### The request
Using the records that follow, copy every line containing the word "marker".

### Provided data
_ _ _ _

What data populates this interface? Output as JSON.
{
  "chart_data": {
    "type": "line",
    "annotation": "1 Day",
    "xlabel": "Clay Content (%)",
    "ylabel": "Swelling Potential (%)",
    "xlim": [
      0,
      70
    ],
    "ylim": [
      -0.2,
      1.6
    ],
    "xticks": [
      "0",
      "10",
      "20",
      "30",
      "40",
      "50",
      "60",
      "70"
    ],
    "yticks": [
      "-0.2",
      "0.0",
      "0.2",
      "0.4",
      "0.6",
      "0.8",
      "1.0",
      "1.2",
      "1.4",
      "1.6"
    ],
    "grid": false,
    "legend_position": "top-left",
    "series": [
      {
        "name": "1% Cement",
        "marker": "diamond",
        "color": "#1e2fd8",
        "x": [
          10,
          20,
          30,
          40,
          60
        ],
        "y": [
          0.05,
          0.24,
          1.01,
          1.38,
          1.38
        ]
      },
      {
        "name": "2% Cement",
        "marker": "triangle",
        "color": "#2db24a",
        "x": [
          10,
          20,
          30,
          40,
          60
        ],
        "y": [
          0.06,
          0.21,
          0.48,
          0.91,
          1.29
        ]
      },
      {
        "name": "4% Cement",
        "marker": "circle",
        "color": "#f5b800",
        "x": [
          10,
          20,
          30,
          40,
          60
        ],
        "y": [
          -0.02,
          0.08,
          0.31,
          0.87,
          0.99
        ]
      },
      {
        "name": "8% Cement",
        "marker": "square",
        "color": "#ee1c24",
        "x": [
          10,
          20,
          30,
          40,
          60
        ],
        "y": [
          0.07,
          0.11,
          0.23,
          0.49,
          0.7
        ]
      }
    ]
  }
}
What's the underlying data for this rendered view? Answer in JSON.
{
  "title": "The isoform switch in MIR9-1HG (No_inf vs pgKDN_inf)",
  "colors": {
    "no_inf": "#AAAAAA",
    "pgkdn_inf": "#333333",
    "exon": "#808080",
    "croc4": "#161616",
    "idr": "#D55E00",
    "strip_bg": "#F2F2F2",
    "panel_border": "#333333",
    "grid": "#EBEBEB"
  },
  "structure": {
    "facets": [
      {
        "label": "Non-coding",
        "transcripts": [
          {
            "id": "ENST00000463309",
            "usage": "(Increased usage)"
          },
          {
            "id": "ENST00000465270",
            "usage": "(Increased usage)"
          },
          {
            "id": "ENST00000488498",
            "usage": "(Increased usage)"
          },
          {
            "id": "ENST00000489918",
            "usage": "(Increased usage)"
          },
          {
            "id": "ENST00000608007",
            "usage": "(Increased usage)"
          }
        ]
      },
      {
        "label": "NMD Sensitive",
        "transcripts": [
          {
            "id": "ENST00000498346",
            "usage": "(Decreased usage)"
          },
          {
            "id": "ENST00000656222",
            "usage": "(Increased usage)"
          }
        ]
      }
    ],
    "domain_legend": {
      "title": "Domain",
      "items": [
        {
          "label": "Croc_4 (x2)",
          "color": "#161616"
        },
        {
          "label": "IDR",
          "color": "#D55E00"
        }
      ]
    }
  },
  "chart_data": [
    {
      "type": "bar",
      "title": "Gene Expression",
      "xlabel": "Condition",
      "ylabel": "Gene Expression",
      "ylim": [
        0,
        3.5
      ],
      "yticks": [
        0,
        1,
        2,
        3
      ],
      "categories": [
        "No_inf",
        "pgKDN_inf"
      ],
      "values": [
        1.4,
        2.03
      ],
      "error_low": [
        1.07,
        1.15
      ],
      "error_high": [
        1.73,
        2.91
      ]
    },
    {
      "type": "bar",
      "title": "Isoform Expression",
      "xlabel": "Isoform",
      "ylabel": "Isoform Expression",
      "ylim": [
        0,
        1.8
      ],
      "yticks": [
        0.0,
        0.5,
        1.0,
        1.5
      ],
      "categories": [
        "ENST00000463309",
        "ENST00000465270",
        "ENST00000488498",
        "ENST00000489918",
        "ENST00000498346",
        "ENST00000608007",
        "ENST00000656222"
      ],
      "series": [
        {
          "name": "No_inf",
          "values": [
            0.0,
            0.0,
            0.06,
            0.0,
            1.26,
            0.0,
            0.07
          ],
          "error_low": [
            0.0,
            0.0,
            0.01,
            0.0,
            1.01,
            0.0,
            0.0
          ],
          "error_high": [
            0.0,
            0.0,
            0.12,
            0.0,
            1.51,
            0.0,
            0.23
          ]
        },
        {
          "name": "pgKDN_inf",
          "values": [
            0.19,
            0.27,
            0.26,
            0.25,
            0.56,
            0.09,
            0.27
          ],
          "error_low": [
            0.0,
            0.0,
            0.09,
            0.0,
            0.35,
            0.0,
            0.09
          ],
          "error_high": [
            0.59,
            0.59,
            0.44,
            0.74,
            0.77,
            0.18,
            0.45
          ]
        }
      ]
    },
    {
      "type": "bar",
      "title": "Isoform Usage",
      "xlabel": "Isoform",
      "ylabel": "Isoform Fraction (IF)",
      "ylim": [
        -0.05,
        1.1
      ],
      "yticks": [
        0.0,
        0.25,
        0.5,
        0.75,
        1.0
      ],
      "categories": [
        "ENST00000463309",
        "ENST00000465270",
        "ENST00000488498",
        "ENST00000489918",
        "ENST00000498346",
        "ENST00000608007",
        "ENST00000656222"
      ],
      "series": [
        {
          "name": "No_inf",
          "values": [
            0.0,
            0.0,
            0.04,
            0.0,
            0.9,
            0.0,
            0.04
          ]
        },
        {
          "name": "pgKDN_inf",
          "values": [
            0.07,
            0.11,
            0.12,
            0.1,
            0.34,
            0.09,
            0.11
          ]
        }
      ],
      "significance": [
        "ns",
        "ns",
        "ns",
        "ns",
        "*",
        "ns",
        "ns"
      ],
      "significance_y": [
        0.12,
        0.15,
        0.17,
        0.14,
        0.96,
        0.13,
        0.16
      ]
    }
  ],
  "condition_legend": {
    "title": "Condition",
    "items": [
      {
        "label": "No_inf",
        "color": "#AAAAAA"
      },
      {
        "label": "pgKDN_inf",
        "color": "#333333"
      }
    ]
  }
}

_ _ _ _

### Written solution
        "marker": "diamond",
        "marker": "triangle",
        "marker": "circle",
        "marker": "square",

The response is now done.